[Goal]
Print the records again, character for character.

[Task data]

========================================================================

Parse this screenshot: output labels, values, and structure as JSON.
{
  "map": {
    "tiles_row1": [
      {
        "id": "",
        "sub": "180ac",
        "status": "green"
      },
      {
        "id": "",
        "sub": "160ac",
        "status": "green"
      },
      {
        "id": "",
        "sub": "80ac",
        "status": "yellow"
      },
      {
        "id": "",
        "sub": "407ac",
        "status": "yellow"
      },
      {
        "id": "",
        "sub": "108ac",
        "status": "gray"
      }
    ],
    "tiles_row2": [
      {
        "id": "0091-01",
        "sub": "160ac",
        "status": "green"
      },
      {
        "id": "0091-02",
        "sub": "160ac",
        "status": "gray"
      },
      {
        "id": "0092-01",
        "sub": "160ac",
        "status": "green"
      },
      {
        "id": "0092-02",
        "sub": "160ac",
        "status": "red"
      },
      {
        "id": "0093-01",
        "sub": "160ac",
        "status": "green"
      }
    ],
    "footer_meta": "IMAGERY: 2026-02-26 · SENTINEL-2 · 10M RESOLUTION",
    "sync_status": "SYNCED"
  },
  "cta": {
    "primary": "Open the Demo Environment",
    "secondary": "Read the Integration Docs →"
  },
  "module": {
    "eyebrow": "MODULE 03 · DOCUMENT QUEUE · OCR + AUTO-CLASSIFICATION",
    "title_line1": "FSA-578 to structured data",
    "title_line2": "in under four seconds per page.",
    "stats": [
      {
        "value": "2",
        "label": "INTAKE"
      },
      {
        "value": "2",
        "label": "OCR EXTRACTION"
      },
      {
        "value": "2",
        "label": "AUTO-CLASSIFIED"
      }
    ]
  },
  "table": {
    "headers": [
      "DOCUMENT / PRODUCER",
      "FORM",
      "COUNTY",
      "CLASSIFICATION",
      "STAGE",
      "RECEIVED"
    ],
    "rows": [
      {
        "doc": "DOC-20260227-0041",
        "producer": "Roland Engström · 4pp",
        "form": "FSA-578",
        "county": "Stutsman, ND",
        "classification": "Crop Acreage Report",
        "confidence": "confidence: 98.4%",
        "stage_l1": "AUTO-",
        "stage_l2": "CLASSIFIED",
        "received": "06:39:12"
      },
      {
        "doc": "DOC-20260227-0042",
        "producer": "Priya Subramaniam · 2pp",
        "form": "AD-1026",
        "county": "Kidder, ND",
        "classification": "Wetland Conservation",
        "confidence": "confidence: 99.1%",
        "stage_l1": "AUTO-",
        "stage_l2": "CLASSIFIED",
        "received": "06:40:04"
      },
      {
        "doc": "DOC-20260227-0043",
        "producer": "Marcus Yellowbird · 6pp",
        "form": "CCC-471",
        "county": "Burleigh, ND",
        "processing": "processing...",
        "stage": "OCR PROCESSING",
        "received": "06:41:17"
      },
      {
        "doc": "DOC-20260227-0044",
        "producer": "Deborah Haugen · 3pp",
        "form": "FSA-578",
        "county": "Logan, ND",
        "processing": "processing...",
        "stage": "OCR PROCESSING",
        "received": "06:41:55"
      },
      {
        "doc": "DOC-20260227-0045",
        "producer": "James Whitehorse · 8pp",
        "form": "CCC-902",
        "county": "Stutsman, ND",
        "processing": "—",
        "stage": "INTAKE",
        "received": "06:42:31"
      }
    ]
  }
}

========================================================================

[Exercise result]
Parse this screenshot: output labels, values, and structure as JSON.
{
  "map": {
    "tiles_row1": [
      {
        "id": "",
        "sub": "180ac",
        "status": "green"
      },
      {
        "id": "",
        "sub": "160ac",
        "status": "green"
      },
      {
        "id": "",
        "sub": "80ac",
        "status": "yellow"
      },
      {
        "id": "",
        "sub": "407ac",
        "status": "yellow"
      },
      {
        "id": "",
        "sub": "108ac",
        "status": "gray"
      }
    ],
    "tiles_row2": [
      {
        "id": "0091-01",
        "sub": "160ac",
        "status": "green"
      },
      {
        "id": "0091-02",
        "sub": "160ac",
        "status": "gray"
      },
      {
        "id": "0092-01",
        "sub": "160ac",
        "status": "green"
      },
      {
        "id": "0092-02",
        "sub": "160ac",
        "status": "red"
      },
      {
        "id": "0093-01",
        "sub": "160ac",
        "status": "green"
      }
    ],
    "footer_meta": "IMAGERY: 2026-02-26 · SENTINEL-2 · 10M RESOLUTION",
    "sync_status": "SYNCED"
  },
  "cta": {
    "primary": "Open the Demo Environment",
    "secondary": "Read the Integration Docs →"
  },
  "module": {
    "eyebrow": "MODULE 03 · DOCUMENT QUEUE · OCR + AUTO-CLASSIFICATION",
    "title_line1": "FSA-578 to structured data",
    "title_line2": "in under four seconds per page.",
    "stats": [
      {
        "value": "2",
        "label": "INTAKE"
      },
      {
        "value": "2",
        "label": "OCR EXTRACTION"
      },
      {
        "value": "2",
        "label": "AUTO-CLASSIFIED"
      }
    ]
  },
  "table": {
    "headers": [
      "DOCUMENT / PRODUCER",
      "FORM",
      "COUNTY",
      "CLASSIFICATION",
      "STAGE",
      "RECEIVED"
    ],
    "rows": [
      {
        "doc": "DOC-20260227-0041",
        "producer": "Roland Engström · 4pp",
        "form": "FSA-578",
        "county": "Stutsman, ND",
        "classification": "Crop Acreage Report",
        "confidence": "confidence: 98.4%",
        "stage_l1": "AUTO-",
        "stage_l2": "CLASSIFIED",
        "received": "06:39:12"
      },
      {
        "doc": "DOC-20260227-0042",
        "producer": "Priya Subramaniam · 2pp",
        "form": "AD-1026",
        "county": "Kidder, ND",
        "classification": "Wetland Conservation",
        "confidence": "confidence: 99.1%",
        "stage_l1": "AUTO-",
        "stage_l2": "CLASSIFIED",
        "received": "06:40:04"
      },
      {
        "doc": "DOC-20260227-0043",
        "producer": "Marcus Yellowbird · 6pp",
        "form": "CCC-471",
        "county": "Burleigh, ND",
        "processing": "processing...",
        "stage": "OCR PROCESSING",
        "received": "06:41:17"
      },
      {
        "doc": "DOC-20260227-0044",
        "producer": "Deborah Haugen · 3pp",
        "form": "FSA-578",
        "county": "Logan, ND",
        "processing": "processing...",
        "stage": "OCR PROCESSING",
        "received": "06:41:55"
      },
      {
        "doc": "DOC-20260227-0045",
        "producer": "James Whitehorse · 8pp",
        "form": "CCC-902",
        "county": "Stutsman, ND",
        "processing": "—",
        "stage": "INTAKE",
        "received": "06:42:31"
      }
    ]
  }
}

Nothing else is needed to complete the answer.